%%

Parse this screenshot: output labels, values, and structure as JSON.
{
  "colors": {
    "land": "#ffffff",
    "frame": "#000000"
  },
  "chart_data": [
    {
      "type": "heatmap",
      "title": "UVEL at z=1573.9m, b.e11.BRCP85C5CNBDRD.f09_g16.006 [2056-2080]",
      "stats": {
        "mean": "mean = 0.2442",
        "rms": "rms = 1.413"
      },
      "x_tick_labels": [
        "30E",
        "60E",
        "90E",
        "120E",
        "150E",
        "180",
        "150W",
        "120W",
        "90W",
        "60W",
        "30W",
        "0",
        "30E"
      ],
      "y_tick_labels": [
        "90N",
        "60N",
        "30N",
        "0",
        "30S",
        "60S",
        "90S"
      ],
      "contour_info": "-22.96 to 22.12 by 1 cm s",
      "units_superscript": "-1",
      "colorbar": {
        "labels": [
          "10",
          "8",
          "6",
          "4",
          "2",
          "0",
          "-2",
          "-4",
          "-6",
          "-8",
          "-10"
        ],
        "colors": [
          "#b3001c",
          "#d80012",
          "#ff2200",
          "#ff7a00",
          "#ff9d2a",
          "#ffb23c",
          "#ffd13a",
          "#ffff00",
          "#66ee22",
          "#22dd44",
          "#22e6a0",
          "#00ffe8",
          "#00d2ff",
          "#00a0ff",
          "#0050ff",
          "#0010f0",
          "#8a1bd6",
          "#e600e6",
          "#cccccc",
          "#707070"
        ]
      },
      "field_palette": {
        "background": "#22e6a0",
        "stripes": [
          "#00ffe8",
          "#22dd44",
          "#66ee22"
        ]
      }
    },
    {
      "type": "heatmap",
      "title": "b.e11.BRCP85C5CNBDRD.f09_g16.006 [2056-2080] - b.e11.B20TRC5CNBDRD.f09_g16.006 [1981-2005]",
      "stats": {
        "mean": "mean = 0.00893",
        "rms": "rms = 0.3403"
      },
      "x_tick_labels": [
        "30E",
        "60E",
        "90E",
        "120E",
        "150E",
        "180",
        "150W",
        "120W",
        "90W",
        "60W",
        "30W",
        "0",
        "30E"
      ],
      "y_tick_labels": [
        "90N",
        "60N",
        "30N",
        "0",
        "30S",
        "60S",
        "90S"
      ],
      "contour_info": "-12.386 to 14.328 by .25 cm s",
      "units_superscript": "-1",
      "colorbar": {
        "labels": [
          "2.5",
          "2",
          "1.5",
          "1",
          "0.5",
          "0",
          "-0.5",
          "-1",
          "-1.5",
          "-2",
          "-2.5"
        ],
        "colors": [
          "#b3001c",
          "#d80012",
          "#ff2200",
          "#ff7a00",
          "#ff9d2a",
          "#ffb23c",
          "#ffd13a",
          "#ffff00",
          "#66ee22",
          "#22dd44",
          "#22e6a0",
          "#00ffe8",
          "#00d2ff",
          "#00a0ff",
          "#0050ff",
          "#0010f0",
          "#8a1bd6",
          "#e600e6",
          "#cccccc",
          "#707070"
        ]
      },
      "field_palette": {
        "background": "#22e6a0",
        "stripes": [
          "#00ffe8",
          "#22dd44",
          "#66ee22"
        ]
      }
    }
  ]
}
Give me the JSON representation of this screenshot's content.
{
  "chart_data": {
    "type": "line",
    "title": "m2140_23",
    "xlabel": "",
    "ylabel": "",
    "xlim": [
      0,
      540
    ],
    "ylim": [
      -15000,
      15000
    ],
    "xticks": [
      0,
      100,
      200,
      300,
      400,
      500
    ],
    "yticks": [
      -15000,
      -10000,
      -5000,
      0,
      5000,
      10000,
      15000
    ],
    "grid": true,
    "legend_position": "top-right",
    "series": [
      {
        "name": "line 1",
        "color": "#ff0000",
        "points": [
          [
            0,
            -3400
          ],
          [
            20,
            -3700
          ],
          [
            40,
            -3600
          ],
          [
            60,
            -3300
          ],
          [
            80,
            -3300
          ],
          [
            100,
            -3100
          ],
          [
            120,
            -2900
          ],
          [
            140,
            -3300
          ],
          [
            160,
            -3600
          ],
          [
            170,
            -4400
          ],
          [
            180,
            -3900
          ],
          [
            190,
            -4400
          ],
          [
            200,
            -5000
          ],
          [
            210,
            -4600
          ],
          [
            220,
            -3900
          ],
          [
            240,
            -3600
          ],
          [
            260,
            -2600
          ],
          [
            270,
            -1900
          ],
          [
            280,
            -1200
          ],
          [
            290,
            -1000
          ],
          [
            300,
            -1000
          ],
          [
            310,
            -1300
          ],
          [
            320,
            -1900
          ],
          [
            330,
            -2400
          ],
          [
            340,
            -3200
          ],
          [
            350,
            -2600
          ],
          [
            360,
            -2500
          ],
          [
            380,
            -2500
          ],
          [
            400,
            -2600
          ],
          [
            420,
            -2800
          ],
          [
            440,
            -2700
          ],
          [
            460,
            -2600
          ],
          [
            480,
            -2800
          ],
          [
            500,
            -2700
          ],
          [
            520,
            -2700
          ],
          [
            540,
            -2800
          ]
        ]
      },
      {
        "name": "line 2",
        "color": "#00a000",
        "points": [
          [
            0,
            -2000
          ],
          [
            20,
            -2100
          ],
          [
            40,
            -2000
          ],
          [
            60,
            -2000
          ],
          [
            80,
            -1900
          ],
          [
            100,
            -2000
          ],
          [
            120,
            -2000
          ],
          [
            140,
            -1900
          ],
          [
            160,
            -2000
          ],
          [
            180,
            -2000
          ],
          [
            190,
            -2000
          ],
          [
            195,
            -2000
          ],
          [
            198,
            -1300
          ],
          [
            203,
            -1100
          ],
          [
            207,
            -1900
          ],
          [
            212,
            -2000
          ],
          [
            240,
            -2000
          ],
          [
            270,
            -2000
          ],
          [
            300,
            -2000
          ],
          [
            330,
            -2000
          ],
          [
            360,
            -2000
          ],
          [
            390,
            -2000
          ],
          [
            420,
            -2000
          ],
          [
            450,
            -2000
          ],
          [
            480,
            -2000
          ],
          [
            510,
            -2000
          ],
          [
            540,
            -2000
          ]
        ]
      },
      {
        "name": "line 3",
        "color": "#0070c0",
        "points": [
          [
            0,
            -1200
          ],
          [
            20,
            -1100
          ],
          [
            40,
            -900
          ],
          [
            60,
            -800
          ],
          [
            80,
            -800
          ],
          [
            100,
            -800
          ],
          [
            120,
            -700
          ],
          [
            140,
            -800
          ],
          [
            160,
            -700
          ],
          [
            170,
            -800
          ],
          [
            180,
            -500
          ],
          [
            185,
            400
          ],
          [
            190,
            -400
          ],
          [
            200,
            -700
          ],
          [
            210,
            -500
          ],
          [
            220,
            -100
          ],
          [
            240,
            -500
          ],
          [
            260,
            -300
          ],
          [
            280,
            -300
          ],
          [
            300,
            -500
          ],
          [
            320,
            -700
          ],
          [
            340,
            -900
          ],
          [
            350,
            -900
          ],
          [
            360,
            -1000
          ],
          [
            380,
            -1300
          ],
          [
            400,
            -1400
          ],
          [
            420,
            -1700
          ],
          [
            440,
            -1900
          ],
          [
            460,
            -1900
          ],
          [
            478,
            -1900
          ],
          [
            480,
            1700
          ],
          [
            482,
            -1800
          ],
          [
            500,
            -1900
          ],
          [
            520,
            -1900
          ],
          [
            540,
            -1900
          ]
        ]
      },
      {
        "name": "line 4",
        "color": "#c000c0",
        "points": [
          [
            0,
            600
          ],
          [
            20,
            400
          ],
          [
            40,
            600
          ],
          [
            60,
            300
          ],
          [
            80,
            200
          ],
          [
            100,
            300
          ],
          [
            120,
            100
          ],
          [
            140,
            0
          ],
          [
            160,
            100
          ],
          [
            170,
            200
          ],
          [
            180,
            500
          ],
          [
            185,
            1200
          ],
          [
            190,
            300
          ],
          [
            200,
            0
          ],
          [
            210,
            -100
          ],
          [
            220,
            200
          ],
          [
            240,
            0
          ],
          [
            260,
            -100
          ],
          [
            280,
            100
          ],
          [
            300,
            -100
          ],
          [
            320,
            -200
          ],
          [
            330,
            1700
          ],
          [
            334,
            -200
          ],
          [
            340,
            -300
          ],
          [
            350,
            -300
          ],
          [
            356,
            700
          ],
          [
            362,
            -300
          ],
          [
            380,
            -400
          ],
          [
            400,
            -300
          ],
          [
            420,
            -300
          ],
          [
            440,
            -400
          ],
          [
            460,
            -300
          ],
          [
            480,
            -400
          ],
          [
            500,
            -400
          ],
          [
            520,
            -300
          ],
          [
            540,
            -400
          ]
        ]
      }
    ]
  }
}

%%

Collect every line with the string "screenshot" from the records, and copy each.

Parse this screenshot: output labels, values, and structure as JSON.
Give me the JSON representation of this screenshot's content.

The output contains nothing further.